### Work to do
Reproduce the data exactly and drop any pictures it holds.

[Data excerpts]
## start

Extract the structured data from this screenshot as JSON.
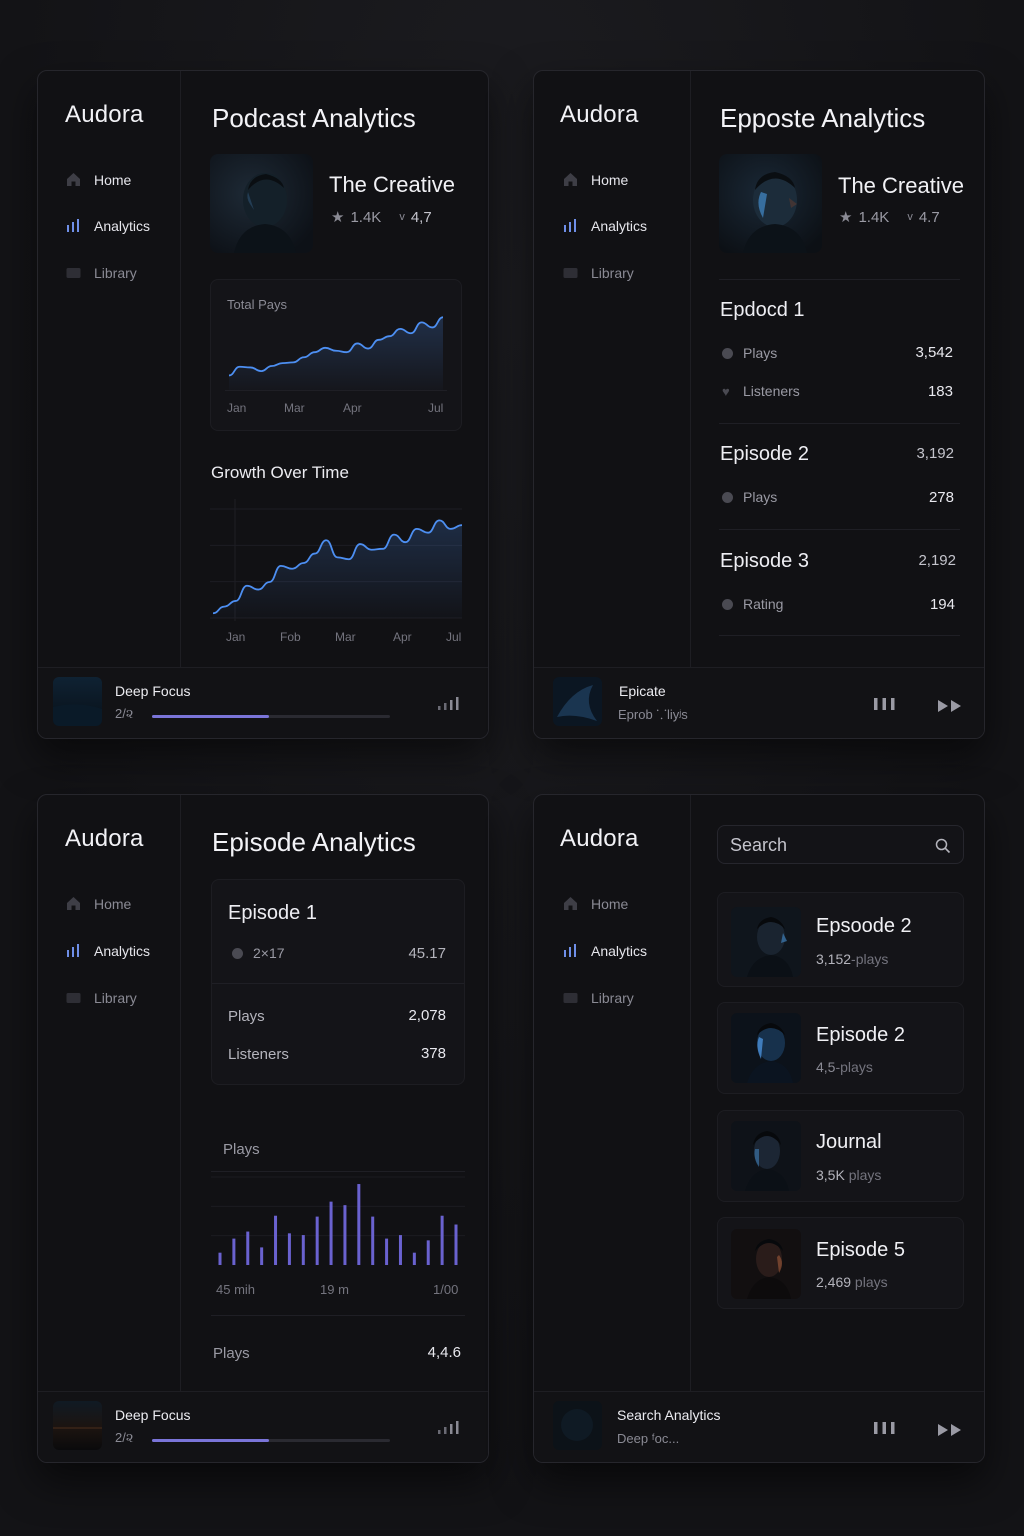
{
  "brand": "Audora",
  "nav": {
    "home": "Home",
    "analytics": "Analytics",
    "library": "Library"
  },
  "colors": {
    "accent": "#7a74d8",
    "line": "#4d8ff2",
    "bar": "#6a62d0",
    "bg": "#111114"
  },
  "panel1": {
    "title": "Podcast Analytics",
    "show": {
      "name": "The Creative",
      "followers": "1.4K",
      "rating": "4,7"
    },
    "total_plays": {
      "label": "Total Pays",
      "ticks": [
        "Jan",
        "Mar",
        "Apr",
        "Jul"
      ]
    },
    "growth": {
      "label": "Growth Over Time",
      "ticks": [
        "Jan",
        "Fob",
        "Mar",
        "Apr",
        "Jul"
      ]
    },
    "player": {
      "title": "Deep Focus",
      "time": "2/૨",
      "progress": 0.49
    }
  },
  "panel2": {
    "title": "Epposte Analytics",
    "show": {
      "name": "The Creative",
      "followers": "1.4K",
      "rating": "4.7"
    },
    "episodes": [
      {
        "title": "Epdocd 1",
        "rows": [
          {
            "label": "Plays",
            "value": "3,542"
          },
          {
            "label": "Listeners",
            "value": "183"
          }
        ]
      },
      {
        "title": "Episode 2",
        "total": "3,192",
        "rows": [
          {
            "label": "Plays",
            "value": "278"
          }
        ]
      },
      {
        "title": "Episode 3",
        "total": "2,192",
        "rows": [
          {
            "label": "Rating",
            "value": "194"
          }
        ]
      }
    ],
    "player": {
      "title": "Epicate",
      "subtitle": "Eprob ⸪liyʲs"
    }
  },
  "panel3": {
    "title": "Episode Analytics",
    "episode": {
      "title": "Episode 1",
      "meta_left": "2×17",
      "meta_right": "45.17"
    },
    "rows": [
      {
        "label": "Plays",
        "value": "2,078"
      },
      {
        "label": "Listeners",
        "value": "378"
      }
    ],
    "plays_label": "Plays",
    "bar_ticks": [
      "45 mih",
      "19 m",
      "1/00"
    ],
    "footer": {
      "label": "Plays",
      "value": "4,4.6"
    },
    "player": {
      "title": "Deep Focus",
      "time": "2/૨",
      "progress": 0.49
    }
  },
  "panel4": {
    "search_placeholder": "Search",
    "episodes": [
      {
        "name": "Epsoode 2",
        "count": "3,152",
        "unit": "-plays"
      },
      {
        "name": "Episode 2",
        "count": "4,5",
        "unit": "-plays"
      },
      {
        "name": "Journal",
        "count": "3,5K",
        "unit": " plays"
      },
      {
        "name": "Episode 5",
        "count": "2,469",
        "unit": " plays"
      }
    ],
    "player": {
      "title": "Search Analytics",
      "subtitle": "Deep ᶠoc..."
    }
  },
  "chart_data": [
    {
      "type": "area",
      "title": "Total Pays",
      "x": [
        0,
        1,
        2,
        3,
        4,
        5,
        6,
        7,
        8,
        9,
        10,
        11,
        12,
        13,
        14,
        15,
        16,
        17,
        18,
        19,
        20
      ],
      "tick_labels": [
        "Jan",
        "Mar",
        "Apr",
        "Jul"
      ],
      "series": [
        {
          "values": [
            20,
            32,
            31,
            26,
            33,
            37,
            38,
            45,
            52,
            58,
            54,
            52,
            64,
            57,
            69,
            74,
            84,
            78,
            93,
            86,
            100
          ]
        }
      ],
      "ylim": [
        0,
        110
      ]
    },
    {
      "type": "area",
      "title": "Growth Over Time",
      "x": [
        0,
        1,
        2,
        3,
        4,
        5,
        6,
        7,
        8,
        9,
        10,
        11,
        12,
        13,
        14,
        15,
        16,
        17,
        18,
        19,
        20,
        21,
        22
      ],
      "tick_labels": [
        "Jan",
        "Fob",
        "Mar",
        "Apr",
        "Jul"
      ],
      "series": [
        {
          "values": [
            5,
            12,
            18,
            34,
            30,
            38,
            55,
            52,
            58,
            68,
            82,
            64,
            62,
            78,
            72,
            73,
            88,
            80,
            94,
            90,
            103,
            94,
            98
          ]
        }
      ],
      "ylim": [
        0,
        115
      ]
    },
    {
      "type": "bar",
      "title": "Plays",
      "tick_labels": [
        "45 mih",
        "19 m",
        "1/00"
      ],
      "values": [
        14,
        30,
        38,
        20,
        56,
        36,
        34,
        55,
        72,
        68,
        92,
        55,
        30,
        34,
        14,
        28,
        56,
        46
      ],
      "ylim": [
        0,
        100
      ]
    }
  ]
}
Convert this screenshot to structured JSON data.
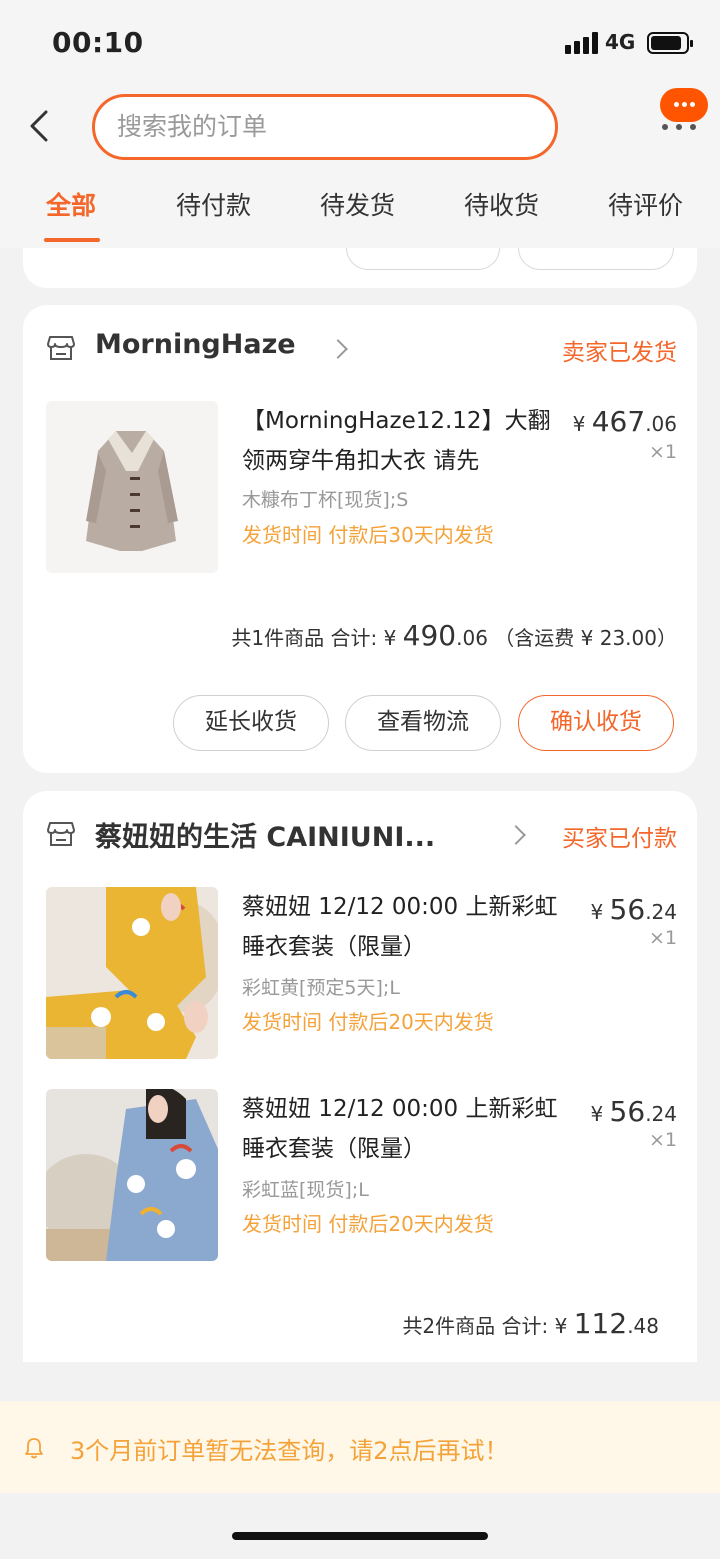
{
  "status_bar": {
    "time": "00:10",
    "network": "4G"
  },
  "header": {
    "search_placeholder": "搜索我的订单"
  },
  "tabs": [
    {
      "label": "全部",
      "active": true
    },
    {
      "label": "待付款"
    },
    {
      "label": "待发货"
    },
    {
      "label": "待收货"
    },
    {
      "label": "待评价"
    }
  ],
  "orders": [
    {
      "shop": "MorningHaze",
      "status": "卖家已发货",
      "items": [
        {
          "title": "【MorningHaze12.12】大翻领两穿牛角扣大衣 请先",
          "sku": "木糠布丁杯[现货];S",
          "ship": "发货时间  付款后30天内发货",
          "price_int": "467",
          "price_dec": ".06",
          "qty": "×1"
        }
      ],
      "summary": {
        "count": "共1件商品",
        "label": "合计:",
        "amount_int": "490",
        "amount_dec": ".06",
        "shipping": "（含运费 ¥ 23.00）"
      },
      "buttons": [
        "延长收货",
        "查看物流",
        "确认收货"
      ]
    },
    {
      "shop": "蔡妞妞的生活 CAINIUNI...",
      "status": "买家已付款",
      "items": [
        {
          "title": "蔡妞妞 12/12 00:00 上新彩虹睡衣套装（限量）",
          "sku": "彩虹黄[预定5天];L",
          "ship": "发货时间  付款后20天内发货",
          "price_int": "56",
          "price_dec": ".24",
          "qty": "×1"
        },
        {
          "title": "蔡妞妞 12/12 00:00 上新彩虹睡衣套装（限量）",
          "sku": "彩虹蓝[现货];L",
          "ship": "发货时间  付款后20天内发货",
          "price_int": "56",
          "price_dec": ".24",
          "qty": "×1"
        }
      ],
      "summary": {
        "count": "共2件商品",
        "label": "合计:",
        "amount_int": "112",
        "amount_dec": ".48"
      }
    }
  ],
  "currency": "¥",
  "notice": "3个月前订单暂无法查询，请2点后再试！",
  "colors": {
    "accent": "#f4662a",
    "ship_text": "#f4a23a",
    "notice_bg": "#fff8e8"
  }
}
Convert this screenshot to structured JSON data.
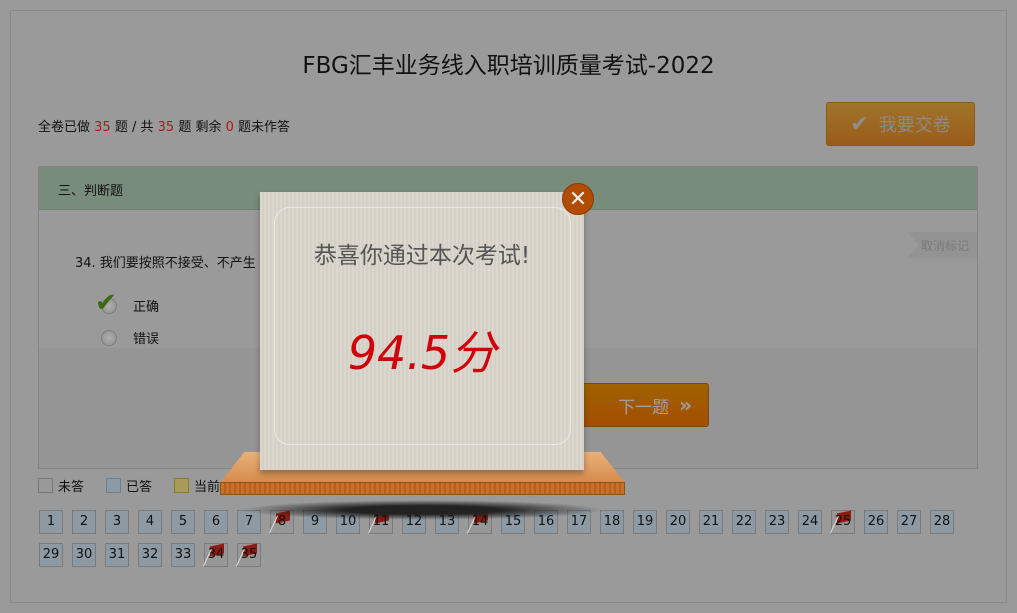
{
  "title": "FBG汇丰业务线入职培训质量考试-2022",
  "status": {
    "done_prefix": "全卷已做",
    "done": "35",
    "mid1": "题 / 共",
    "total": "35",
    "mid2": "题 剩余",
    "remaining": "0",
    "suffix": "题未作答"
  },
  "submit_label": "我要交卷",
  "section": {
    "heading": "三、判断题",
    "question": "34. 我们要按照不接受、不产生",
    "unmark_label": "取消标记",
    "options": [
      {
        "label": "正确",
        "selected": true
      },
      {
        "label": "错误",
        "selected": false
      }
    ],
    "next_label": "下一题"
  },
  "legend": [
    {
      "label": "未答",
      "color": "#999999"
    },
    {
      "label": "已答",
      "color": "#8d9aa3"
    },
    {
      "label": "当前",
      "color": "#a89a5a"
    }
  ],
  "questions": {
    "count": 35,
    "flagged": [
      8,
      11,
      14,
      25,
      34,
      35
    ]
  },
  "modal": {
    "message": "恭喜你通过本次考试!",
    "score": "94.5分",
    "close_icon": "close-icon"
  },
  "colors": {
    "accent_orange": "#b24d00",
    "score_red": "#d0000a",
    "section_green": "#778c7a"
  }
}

## end

### Answer to this exercise
Extract the structured data from this screenshot as JSON.
{
  "brand": "Audora",
  "nav": {
    "home": "Home",
    "analytics": "Analytics",
    "library": "Library"
  },
  "colors": {
    "accent": "#7a74d8",
    "line": "#4d8ff2",
    "bar": "#6a62d0",
    "bg": "#111114"
  },
  "panel1": {
    "title": "Podcast Analytics",
    "show": {
      "name": "The Creative",
      "followers": "1.4K",
      "rating": "4,7"
    },
    "total_plays": {
      "label": "Total Pays",
      "ticks": [
        "Jan",
        "Mar",
        "Apr",
        "Jul"
      ]
    },
    "growth": {
      "label": "Growth Over Time",
      "ticks": [
        "Jan",
        "Fob",
        "Mar",
        "Apr",
        "Jul"
      ]
    },
    "player": {
      "title": "Deep Focus",
      "time": "2/૨",
      "progress": 0.49
    }
  },
  "panel2": {
    "title": "Epposte Analytics",
    "show": {
      "name": "The Creative",
      "followers": "1.4K",
      "rating": "4.7"
    },
    "episodes": [
      {
        "title": "Epdocd 1",
        "rows": [
          {
            "label": "Plays",
            "value": "3,542"
          },
          {
            "label": "Listeners",
            "value": "183"
          }
        ]
      },
      {
        "title": "Episode 2",
        "total": "3,192",
        "rows": [
          {
            "label": "Plays",
            "value": "278"
          }
        ]
      },
      {
        "title": "Episode 3",
        "total": "2,192",
        "rows": [
          {
            "label": "Rating",
            "value": "194"
          }
        ]
      }
    ],
    "player": {
      "title": "Epicate",
      "subtitle": "Eprob ⸪liyʲs"
    }
  },
  "panel3": {
    "title": "Episode Analytics",
    "episode": {
      "title": "Episode 1",
      "meta_left": "2×17",
      "meta_right": "45.17"
    },
    "rows": [
      {
        "label": "Plays",
        "value": "2,078"
      },
      {
        "label": "Listeners",
        "value": "378"
      }
    ],
    "plays_label": "Plays",
    "bar_ticks": [
      "45 mih",
      "19 m",
      "1/00"
    ],
    "footer": {
      "label": "Plays",
      "value": "4,4.6"
    },
    "player": {
      "title": "Deep Focus",
      "time": "2/૨",
      "progress": 0.49
    }
  },
  "panel4": {
    "search_placeholder": "Search",
    "episodes": [
      {
        "name": "Epsoode 2",
        "count": "3,152",
        "unit": "-plays"
      },
      {
        "name": "Episode 2",
        "count": "4,5",
        "unit": "-plays"
      },
      {
        "name": "Journal",
        "count": "3,5K",
        "unit": " plays"
      },
      {
        "name": "Episode 5",
        "count": "2,469",
        "unit": " plays"
      }
    ],
    "player": {
      "title": "Search Analytics",
      "subtitle": "Deep ᶠoc..."
    }
  },
  "chart_data": [
    {
      "type": "area",
      "title": "Total Pays",
      "x": [
        0,
        1,
        2,
        3,
        4,
        5,
        6,
        7,
        8,
        9,
        10,
        11,
        12,
        13,
        14,
        15,
        16,
        17,
        18,
        19,
        20
      ],
      "tick_labels": [
        "Jan",
        "Mar",
        "Apr",
        "Jul"
      ],
      "series": [
        {
          "values": [
            20,
            32,
            31,
            26,
            33,
            37,
            38,
            45,
            52,
            58,
            54,
            52,
            64,
            57,
            69,
            74,
            84,
            78,
            93,
            86,
            100
          ]
        }
      ],
      "ylim": [
        0,
        110
      ]
    },
    {
      "type": "area",
      "title": "Growth Over Time",
      "x": [
        0,
        1,
        2,
        3,
        4,
        5,
        6,
        7,
        8,
        9,
        10,
        11,
        12,
        13,
        14,
        15,
        16,
        17,
        18,
        19,
        20,
        21,
        22
      ],
      "tick_labels": [
        "Jan",
        "Fob",
        "Mar",
        "Apr",
        "Jul"
      ],
      "series": [
        {
          "values": [
            5,
            12,
            18,
            34,
            30,
            38,
            55,
            52,
            58,
            68,
            82,
            64,
            62,
            78,
            72,
            73,
            88,
            80,
            94,
            90,
            103,
            94,
            98
          ]
        }
      ],
      "ylim": [
        0,
        115
      ]
    },
    {
      "type": "bar",
      "title": "Plays",
      "tick_labels": [
        "45 mih",
        "19 m",
        "1/00"
      ],
      "values": [
        14,
        30,
        38,
        20,
        56,
        36,
        34,
        55,
        72,
        68,
        92,
        55,
        30,
        34,
        14,
        28,
        56,
        46
      ],
      "ylim": [
        0,
        100
      ]
    }
  ]
}
Convert this screenshot to structured JSON data.
{
  "status_bar": {
    "time": "00:10",
    "network": "4G"
  },
  "header": {
    "search_placeholder": "搜索我的订单"
  },
  "tabs": [
    {
      "label": "全部",
      "active": true
    },
    {
      "label": "待付款"
    },
    {
      "label": "待发货"
    },
    {
      "label": "待收货"
    },
    {
      "label": "待评价"
    }
  ],
  "orders": [
    {
      "shop": "MorningHaze",
      "status": "卖家已发货",
      "items": [
        {
          "title": "【MorningHaze12.12】大翻领两穿牛角扣大衣 请先",
          "sku": "木糠布丁杯[现货];S",
          "ship": "发货时间  付款后30天内发货",
          "price_int": "467",
          "price_dec": ".06",
          "qty": "×1"
        }
      ],
      "summary": {
        "count": "共1件商品",
        "label": "合计:",
        "amount_int": "490",
        "amount_dec": ".06",
        "shipping": "（含运费 ¥ 23.00）"
      },
      "buttons": [
        "延长收货",
        "查看物流",
        "确认收货"
      ]
    },
    {
      "shop": "蔡妞妞的生活 CAINIUNI...",
      "status": "买家已付款",
      "items": [
        {
          "title": "蔡妞妞 12/12 00:00 上新彩虹睡衣套装（限量）",
          "sku": "彩虹黄[预定5天];L",
          "ship": "发货时间  付款后20天内发货",
          "price_int": "56",
          "price_dec": ".24",
          "qty": "×1"
        },
        {
          "title": "蔡妞妞 12/12 00:00 上新彩虹睡衣套装（限量）",
          "sku": "彩虹蓝[现货];L",
          "ship": "发货时间  付款后20天内发货",
          "price_int": "56",
          "price_dec": ".24",
          "qty": "×1"
        }
      ],
      "summary": {
        "count": "共2件商品",
        "label": "合计:",
        "amount_int": "112",
        "amount_dec": ".48"
      }
    }
  ],
  "currency": "¥",
  "notice": "3个月前订单暂无法查询，请2点后再试！",
  "colors": {
    "accent": "#f4662a",
    "ship_text": "#f4a23a",
    "notice_bg": "#fff8e8"
  }
}
Convert this screenshot to structured JSON data.
{
  "title": "FBG汇丰业务线入职培训质量考试-2022",
  "status": {
    "done_prefix": "全卷已做",
    "done": "35",
    "mid1": "题 / 共",
    "total": "35",
    "mid2": "题 剩余",
    "remaining": "0",
    "suffix": "题未作答"
  },
  "submit_label": "我要交卷",
  "section": {
    "heading": "三、判断题",
    "question": "34. 我们要按照不接受、不产生",
    "unmark_label": "取消标记",
    "options": [
      {
        "label": "正确",
        "selected": true
      },
      {
        "label": "错误",
        "selected": false
      }
    ],
    "next_label": "下一题"
  },
  "legend": [
    {
      "label": "未答",
      "color": "#999999"
    },
    {
      "label": "已答",
      "color": "#8d9aa3"
    },
    {
      "label": "当前",
      "color": "#a89a5a"
    }
  ],
  "questions": {
    "count": 35,
    "flagged": [
      8,
      11,
      14,
      25,
      34,
      35
    ]
  },
  "modal": {
    "message": "恭喜你通过本次考试!",
    "score": "94.5分",
    "close_icon": "close-icon"
  },
  "colors": {
    "accent_orange": "#b24d00",
    "score_red": "#d0000a",
    "section_green": "#778c7a"
  }
}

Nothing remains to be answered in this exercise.